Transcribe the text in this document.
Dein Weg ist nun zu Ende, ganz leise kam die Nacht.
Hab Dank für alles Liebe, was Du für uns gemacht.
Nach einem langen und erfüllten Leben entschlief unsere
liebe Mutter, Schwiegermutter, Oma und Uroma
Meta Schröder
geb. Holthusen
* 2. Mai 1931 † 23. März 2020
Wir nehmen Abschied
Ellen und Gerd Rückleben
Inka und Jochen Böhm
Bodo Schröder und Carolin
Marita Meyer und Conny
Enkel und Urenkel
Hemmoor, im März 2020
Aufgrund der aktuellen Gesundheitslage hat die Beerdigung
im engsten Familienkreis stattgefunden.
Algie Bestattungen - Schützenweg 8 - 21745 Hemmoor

TASK STATEMENT: Write every record out again, unaltered.

CORRECT ANSWER:
Transcribe the text in this document.
Dein Weg ist nun zu Ende, ganz leise kam die Nacht.
Hab Dank für alles Liebe, was Du für uns gemacht.
Nach einem langen und erfüllten Leben entschlief unsere
liebe Mutter, Schwiegermutter, Oma und Uroma
Meta Schröder
geb. Holthusen
* 2. Mai 1931 † 23. März 2020
Wir nehmen Abschied
Ellen und Gerd Rückleben
Inka und Jochen Böhm
Bodo Schröder und Carolin
Marita Meyer und Conny
Enkel und Urenkel
Hemmoor, im März 2020
Aufgrund der aktuellen Gesundheitslage hat die Beerdigung
im engsten Familienkreis stattgefunden.
Algie Bestattungen - Schützenweg 8 - 21745 Hemmoor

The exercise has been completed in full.